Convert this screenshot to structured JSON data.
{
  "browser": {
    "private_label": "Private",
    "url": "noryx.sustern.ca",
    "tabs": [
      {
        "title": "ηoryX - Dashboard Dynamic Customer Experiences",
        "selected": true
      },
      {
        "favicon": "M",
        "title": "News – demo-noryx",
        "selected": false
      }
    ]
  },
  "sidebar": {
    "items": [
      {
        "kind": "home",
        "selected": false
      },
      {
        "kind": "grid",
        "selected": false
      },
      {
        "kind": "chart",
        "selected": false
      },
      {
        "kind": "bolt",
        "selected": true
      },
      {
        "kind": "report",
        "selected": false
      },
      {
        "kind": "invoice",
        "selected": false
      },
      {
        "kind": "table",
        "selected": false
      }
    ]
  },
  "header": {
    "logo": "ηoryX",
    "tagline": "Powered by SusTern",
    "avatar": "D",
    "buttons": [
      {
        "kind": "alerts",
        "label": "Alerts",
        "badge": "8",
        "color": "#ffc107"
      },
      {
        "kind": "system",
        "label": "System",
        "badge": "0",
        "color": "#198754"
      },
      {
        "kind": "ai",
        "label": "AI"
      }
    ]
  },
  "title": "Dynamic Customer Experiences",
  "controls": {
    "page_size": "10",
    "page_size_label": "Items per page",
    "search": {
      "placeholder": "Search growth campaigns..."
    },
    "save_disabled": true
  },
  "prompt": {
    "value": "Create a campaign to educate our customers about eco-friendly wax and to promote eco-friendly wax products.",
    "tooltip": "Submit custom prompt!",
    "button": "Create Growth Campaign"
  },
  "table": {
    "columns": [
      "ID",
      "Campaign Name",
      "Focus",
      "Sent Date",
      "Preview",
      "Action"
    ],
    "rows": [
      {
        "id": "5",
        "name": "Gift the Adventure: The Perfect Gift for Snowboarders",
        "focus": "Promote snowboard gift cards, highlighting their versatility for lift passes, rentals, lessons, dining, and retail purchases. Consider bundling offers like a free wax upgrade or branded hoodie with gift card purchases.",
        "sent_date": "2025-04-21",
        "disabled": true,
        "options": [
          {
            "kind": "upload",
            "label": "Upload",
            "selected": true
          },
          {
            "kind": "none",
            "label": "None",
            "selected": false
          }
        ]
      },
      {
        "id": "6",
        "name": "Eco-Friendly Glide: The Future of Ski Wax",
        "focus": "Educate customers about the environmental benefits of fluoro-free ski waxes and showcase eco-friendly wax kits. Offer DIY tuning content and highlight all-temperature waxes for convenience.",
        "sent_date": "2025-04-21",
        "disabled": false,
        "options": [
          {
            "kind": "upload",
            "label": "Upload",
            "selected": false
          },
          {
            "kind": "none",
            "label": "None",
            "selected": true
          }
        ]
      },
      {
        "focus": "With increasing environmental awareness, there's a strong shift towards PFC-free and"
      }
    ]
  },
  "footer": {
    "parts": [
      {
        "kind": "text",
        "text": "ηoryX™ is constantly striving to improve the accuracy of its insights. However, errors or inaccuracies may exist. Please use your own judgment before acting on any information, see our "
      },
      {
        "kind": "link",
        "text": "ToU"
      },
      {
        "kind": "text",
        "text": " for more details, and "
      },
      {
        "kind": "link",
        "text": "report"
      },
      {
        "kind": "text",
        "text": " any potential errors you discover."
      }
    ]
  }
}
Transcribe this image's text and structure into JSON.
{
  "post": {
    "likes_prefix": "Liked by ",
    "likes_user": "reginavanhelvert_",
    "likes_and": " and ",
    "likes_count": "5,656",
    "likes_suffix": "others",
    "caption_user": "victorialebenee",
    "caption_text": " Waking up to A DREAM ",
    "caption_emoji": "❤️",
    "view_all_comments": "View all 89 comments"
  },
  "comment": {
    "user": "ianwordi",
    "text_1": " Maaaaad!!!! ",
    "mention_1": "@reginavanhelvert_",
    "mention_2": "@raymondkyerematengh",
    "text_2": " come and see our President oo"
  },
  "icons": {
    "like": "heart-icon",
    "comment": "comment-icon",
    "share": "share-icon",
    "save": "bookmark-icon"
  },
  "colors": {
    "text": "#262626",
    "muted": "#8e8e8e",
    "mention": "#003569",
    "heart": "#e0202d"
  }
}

━━━━━━━━━━

> TASK BRIEF
Copy down the whole of the data above, matching it exactly.

> REPLY TO THE EXERCISE
Convert this screenshot to structured JSON data.
{
  "browser": {
    "private_label": "Private",
    "url": "noryx.sustern.ca",
    "tabs": [
      {
        "title": "ηoryX - Dashboard Dynamic Customer Experiences",
        "selected": true
      },
      {
        "favicon": "M",
        "title": "News – demo-noryx",
        "selected": false
      }
    ]
  },
  "sidebar": {
    "items": [
      {
        "kind": "home",
        "selected": false
      },
      {
        "kind": "grid",
        "selected": false
      },
      {
        "kind": "chart",
        "selected": false
      },
      {
        "kind": "bolt",
        "selected": true
      },
      {
        "kind": "report",
        "selected": false
      },
      {
        "kind": "invoice",
        "selected": false
      },
      {
        "kind": "table",
        "selected": false
      }
    ]
  },
  "header": {
    "logo": "ηoryX",
    "tagline": "Powered by SusTern",
    "avatar": "D",
    "buttons": [
      {
        "kind": "alerts",
        "label": "Alerts",
        "badge": "8",
        "color": "#ffc107"
      },
      {
        "kind": "system",
        "label": "System",
        "badge": "0",
        "color": "#198754"
      },
      {
        "kind": "ai",
        "label": "AI"
      }
    ]
  },
  "title": "Dynamic Customer Experiences",
  "controls": {
    "page_size": "10",
    "page_size_label": "Items per page",
    "search": {
      "placeholder": "Search growth campaigns..."
    },
    "save_disabled": true
  },
  "prompt": {
    "value": "Create a campaign to educate our customers about eco-friendly wax and to promote eco-friendly wax products.",
    "tooltip": "Submit custom prompt!",
    "button": "Create Growth Campaign"
  },
  "table": {
    "columns": [
      "ID",
      "Campaign Name",
      "Focus",
      "Sent Date",
      "Preview",
      "Action"
    ],
    "rows": [
      {
        "id": "5",
        "name": "Gift the Adventure: The Perfect Gift for Snowboarders",
        "focus": "Promote snowboard gift cards, highlighting their versatility for lift passes, rentals, lessons, dining, and retail purchases. Consider bundling offers like a free wax upgrade or branded hoodie with gift card purchases.",
        "sent_date": "2025-04-21",
        "disabled": true,
        "options": [
          {
            "kind": "upload",
            "label": "Upload",
            "selected": true
          },
          {
            "kind": "none",
            "label": "None",
            "selected": false
          }
        ]
      },
      {
        "id": "6",
        "name": "Eco-Friendly Glide: The Future of Ski Wax",
        "focus": "Educate customers about the environmental benefits of fluoro-free ski waxes and showcase eco-friendly wax kits. Offer DIY tuning content and highlight all-temperature waxes for convenience.",
        "sent_date": "2025-04-21",
        "disabled": false,
        "options": [
          {
            "kind": "upload",
            "label": "Upload",
            "selected": false
          },
          {
            "kind": "none",
            "label": "None",
            "selected": true
          }
        ]
      },
      {
        "focus": "With increasing environmental awareness, there's a strong shift towards PFC-free and"
      }
    ]
  },
  "footer": {
    "parts": [
      {
        "kind": "text",
        "text": "ηoryX™ is constantly striving to improve the accuracy of its insights. However, errors or inaccuracies may exist. Please use your own judgment before acting on any information, see our "
      },
      {
        "kind": "link",
        "text": "ToU"
      },
      {
        "kind": "text",
        "text": " for more details, and "
      },
      {
        "kind": "link",
        "text": "report"
      },
      {
        "kind": "text",
        "text": " any potential errors you discover."
      }
    ]
  }
}
Transcribe this image's text and structure into JSON.
{
  "post": {
    "likes_prefix": "Liked by ",
    "likes_user": "reginavanhelvert_",
    "likes_and": " and ",
    "likes_count": "5,656",
    "likes_suffix": "others",
    "caption_user": "victorialebenee",
    "caption_text": " Waking up to A DREAM ",
    "caption_emoji": "❤️",
    "view_all_comments": "View all 89 comments"
  },
  "comment": {
    "user": "ianwordi",
    "text_1": " Maaaaad!!!! ",
    "mention_1": "@reginavanhelvert_",
    "mention_2": "@raymondkyerematengh",
    "text_2": " come and see our President oo"
  },
  "icons": {
    "like": "heart-icon",
    "comment": "comment-icon",
    "share": "share-icon",
    "save": "bookmark-icon"
  },
  "colors": {
    "text": "#262626",
    "muted": "#8e8e8e",
    "mention": "#003569",
    "heart": "#e0202d"
  }
}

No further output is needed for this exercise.